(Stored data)
--- start ---

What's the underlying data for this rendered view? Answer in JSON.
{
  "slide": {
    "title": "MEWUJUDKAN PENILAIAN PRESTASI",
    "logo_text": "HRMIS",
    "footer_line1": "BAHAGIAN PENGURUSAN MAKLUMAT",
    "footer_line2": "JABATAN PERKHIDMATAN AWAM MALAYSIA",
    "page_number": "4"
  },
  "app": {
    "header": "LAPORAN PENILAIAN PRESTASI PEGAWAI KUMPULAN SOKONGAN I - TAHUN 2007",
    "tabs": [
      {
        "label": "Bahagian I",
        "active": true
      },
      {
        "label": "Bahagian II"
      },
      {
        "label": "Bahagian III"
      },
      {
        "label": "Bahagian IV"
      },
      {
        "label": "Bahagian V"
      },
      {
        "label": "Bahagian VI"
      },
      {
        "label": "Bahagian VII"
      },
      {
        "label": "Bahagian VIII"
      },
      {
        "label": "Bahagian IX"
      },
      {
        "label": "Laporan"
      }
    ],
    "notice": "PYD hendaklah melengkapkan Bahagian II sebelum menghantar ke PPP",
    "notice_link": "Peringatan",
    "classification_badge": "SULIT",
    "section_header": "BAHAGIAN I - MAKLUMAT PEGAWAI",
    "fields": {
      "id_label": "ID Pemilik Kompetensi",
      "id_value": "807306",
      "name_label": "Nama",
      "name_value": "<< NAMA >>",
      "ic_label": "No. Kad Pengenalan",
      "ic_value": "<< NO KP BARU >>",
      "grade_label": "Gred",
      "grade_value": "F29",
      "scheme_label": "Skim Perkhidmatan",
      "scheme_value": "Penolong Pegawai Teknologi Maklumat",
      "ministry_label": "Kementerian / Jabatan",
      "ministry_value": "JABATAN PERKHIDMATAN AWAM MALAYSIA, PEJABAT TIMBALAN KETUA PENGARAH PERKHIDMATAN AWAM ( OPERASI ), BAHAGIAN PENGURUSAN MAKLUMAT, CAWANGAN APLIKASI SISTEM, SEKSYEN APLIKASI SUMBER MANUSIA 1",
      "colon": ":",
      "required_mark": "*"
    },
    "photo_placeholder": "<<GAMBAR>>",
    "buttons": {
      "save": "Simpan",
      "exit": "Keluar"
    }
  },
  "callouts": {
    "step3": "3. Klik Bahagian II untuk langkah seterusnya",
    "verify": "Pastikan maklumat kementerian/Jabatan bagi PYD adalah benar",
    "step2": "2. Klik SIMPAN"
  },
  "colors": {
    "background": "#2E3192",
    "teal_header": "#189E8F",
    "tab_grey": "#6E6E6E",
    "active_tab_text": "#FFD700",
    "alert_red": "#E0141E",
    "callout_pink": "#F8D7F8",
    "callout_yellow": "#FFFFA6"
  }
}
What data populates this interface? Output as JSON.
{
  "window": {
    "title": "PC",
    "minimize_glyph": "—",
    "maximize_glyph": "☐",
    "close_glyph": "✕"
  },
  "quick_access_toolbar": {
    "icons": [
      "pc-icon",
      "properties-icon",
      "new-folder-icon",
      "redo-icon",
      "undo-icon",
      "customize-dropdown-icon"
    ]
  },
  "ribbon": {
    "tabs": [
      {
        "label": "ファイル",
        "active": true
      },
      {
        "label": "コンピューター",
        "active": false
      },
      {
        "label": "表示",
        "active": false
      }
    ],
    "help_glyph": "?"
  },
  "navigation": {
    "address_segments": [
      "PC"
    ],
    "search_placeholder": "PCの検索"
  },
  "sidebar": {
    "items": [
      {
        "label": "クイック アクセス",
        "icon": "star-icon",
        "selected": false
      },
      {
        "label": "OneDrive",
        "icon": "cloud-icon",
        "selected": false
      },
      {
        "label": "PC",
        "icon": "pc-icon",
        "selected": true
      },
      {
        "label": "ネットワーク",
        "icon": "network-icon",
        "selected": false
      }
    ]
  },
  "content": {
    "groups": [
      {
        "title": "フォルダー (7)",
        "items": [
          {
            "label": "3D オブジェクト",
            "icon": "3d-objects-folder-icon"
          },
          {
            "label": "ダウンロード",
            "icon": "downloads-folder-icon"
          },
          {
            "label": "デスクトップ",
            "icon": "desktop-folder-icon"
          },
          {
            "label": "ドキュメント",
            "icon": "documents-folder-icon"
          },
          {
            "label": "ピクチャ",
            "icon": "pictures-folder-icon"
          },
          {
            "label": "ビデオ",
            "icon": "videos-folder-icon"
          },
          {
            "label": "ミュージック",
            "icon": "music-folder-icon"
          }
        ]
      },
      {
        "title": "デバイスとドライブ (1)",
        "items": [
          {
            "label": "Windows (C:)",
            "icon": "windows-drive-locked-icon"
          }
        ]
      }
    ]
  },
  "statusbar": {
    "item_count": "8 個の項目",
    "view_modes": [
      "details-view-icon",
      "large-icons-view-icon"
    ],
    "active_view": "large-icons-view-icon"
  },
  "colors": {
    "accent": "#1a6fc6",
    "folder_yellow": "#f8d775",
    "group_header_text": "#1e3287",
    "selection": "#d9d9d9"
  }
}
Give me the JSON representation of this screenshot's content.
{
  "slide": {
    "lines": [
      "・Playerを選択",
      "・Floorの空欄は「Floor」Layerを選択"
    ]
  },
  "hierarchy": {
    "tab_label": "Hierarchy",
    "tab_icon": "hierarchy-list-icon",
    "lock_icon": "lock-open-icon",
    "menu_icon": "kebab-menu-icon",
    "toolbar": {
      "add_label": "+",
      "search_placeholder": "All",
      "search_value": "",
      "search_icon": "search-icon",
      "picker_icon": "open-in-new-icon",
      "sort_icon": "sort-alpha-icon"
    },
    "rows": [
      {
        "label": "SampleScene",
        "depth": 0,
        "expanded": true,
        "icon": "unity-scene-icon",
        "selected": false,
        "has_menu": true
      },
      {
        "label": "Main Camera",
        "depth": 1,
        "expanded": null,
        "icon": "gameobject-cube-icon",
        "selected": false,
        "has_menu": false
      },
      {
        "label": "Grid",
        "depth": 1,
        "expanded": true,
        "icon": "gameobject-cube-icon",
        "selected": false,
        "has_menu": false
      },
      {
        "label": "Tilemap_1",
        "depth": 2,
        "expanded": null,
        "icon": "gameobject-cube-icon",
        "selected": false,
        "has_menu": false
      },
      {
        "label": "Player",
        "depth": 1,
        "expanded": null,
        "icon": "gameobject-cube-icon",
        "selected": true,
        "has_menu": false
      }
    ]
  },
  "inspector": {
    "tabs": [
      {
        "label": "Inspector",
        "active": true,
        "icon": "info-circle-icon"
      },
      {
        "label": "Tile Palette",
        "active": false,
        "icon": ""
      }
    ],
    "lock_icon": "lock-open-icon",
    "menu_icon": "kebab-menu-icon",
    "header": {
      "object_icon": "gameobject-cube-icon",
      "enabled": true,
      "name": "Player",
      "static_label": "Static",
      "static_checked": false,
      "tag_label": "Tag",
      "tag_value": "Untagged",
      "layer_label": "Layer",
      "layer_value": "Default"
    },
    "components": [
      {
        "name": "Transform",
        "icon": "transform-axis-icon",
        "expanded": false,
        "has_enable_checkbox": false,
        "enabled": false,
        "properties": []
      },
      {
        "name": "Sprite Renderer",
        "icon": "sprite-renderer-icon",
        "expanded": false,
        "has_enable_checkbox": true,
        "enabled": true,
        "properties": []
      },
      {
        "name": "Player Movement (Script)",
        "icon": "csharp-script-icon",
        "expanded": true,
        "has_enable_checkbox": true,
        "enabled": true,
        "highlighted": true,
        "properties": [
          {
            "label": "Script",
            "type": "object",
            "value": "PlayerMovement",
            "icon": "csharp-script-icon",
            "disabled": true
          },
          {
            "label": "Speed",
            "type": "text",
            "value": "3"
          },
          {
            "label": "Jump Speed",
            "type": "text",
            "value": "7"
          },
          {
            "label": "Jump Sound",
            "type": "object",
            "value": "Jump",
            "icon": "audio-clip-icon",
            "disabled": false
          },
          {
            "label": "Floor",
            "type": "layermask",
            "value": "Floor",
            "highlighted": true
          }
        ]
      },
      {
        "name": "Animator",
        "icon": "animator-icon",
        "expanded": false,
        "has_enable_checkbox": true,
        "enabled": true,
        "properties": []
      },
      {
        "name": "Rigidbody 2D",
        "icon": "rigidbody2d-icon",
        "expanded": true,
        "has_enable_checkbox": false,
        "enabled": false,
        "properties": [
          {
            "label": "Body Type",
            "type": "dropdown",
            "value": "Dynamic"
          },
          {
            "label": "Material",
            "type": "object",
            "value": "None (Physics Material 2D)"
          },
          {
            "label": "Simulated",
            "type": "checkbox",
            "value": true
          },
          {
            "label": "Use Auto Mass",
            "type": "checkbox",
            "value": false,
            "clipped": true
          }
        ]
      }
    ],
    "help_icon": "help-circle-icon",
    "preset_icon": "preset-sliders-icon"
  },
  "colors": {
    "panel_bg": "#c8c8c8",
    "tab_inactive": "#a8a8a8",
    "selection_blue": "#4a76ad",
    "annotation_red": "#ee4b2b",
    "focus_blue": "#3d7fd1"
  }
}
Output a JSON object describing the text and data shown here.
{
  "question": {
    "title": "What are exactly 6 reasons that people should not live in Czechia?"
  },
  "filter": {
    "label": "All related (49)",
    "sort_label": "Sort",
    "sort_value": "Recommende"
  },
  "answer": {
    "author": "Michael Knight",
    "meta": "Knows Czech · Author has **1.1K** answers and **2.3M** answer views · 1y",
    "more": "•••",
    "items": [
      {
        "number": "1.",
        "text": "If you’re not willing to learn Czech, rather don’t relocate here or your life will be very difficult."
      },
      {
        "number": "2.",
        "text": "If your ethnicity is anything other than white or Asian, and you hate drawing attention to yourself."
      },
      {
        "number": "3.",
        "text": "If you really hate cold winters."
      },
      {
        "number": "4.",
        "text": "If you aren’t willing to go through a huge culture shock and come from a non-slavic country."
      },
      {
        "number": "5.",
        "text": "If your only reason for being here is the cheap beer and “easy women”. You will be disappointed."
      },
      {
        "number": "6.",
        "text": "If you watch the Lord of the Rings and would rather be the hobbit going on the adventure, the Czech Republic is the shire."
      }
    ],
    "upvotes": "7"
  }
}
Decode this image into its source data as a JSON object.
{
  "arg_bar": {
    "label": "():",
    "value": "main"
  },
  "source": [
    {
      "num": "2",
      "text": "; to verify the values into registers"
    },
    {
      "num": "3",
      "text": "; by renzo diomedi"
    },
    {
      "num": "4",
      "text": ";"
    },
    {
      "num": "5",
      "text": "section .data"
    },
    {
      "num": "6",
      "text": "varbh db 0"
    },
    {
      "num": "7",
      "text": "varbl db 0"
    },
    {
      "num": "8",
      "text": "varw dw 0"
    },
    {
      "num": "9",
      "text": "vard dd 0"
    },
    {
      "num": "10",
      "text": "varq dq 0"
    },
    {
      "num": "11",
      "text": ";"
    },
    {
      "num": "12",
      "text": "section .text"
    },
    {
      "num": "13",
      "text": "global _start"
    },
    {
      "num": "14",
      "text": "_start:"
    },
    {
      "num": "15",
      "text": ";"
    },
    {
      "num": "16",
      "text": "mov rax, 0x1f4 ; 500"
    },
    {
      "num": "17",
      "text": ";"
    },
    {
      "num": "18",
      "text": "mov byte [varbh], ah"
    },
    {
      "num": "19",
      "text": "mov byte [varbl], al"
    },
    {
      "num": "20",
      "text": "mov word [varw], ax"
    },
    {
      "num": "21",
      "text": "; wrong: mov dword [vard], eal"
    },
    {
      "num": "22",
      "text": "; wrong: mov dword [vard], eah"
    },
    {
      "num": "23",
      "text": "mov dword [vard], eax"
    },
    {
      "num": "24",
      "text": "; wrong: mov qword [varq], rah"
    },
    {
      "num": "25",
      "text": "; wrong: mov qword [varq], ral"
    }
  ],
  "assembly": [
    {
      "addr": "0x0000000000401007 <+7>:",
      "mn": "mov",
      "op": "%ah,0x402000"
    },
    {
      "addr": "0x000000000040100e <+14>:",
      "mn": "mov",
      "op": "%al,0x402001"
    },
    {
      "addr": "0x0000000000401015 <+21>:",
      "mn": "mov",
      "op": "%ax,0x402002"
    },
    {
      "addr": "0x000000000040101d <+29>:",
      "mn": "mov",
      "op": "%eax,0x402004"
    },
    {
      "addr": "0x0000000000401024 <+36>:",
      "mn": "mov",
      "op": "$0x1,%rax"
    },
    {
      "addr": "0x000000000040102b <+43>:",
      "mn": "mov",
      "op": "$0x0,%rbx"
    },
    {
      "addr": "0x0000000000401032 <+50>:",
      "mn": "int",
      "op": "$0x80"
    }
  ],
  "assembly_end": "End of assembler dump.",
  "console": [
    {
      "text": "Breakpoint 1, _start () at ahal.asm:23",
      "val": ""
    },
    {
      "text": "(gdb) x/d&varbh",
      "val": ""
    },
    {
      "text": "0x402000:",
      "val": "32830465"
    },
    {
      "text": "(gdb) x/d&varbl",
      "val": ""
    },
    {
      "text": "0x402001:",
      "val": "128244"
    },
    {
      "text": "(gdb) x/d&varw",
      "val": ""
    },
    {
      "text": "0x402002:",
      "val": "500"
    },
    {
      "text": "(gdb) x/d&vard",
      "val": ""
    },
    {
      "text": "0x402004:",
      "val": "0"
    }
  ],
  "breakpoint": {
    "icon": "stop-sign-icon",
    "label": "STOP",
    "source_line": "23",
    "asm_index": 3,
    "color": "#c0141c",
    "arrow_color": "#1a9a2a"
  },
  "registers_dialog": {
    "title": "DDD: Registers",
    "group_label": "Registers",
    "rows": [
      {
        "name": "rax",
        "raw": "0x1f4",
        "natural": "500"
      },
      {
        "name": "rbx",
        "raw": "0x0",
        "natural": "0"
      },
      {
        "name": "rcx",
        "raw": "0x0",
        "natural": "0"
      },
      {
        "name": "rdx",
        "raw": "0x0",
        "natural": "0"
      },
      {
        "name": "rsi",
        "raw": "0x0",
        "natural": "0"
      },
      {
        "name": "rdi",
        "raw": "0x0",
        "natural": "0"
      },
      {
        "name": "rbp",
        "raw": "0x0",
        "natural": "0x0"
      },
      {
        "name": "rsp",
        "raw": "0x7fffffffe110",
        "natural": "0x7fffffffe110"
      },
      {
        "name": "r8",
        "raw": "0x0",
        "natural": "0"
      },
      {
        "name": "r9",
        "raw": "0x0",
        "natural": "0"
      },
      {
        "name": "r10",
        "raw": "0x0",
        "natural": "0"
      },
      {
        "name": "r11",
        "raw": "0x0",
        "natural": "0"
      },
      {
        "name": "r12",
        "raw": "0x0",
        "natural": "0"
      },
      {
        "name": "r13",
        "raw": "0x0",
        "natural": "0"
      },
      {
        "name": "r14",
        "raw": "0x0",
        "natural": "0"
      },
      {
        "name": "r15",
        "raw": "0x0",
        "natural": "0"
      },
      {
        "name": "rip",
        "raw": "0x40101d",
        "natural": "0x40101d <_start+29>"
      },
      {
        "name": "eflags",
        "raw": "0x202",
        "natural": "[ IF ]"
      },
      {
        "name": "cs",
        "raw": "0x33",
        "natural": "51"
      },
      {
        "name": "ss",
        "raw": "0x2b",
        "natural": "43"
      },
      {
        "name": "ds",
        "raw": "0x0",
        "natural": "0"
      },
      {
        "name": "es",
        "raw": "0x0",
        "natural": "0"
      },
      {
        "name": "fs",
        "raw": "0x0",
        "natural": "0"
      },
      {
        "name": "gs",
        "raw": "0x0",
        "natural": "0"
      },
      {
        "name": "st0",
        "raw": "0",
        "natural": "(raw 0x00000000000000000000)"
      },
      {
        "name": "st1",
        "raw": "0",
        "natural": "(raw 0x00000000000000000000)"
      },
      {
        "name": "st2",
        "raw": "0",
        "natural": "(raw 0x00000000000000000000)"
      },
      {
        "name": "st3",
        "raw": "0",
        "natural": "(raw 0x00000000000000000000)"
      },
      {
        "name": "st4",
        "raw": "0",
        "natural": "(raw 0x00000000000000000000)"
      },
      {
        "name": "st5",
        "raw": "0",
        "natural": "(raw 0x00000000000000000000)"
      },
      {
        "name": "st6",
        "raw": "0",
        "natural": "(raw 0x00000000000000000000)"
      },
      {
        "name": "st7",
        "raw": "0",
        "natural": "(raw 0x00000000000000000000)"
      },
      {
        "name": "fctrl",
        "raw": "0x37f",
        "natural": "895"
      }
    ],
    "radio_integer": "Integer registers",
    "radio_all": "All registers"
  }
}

--- end ---

▶ _Instruction_:
Wherever "What" shows up in a line, copy that line.

▶ _Reply_:
What's the underlying data for this rendered view? Answer in JSON.
What data populates this interface? Output as JSON.
    "title": "What are exactly 6 reasons that people should not live in Czechia?"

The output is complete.